Your objective
Wherever the word "partir" shows up in a line, please copy that line.

═════ Record extracts ═════

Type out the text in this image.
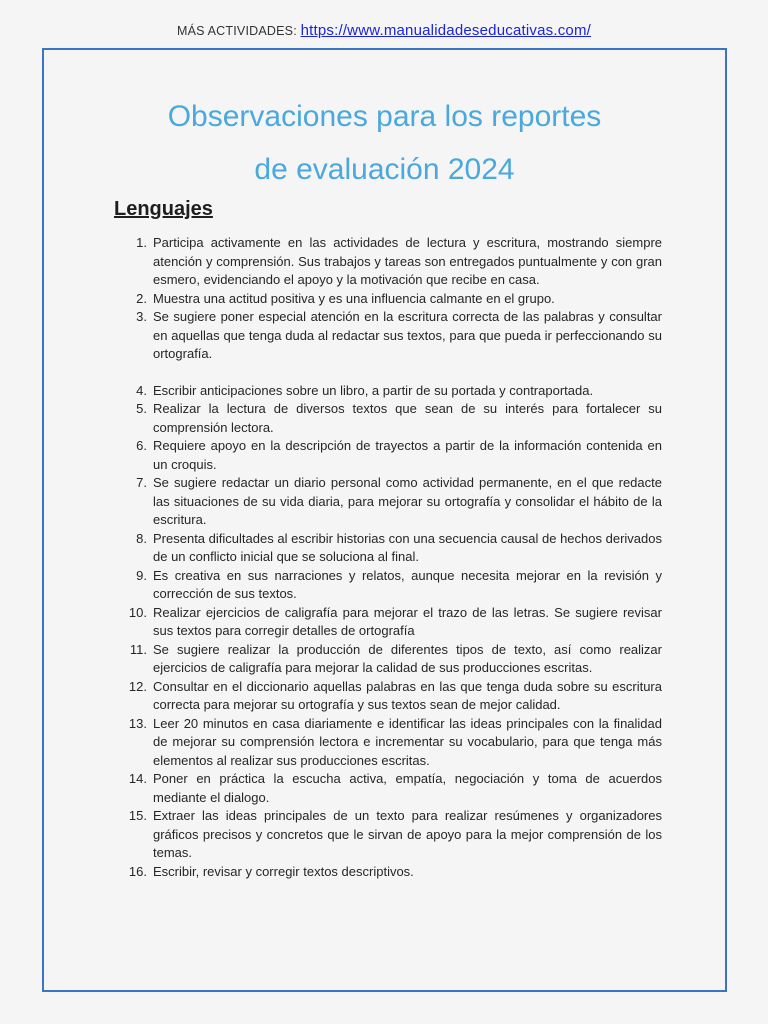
MÁS ACTIVIDADES: https://www.manualidadeseducativas.com/
Observaciones para los reportes
de evaluación 2024
Lenguajes
1. Participa activamente en las actividades de lectura y escritura, mostrando siempre atención y comprensión. Sus trabajos y tareas son entregados puntualmente y con gran esmero, evidenciando el apoyo y la motivación que recibe en casa.
2. Muestra una actitud positiva y es una influencia calmante en el grupo.
3. Se sugiere poner especial atención en la escritura correcta de las palabras y consultar en aquellas que tenga duda al redactar sus textos, para que pueda ir perfeccionando su ortografía.
4. Escribir anticipaciones sobre un libro, a partir de su portada y contraportada.
5. Realizar la lectura de diversos textos que sean de su interés para fortalecer su comprensión lectora.
6. Requiere apoyo en la descripción de trayectos a partir de la información contenida en un croquis.
7. Se sugiere redactar un diario personal como actividad permanente, en el que redacte las situaciones de su vida diaria, para mejorar su ortografía y consolidar el hábito de la escritura.
8. Presenta dificultades al escribir historias con una secuencia causal de hechos derivados de un conflicto inicial que se soluciona al final.
9. Es creativa en sus narraciones y relatos, aunque necesita mejorar en la revisión y corrección de sus textos.
10. Realizar ejercicios de caligrafía para mejorar el trazo de las letras. Se sugiere revisar sus textos para corregir detalles de ortografía
11. Se sugiere realizar la producción de diferentes tipos de texto, así como realizar ejercicios de caligrafía para mejorar la calidad de sus producciones escritas.
12. Consultar en el diccionario aquellas palabras en las que tenga duda sobre su escritura correcta para mejorar su ortografía y sus textos sean de mejor calidad.
13. Leer 20 minutos en casa diariamente e identificar las ideas principales con la finalidad de mejorar su comprensión lectora e incrementar su vocabulario, para que tenga más elementos al realizar sus producciones escritas.
14. Poner en práctica la escucha activa, empatía, negociación y toma de acuerdos mediante el dialogo.
15. Extraer las ideas principales de un texto para realizar resúmenes y organizadores gráficos precisos y concretos que le sirvan de apoyo para la mejor comprensión de los temas.
16. Escribir, revisar y corregir textos descriptivos.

═════

Output for this task
4. Escribir anticipaciones sobre un libro, a partir de su portada y contraportada.
6. Requiere apoyo en la descripción de trayectos a partir de la información contenida en un croquis.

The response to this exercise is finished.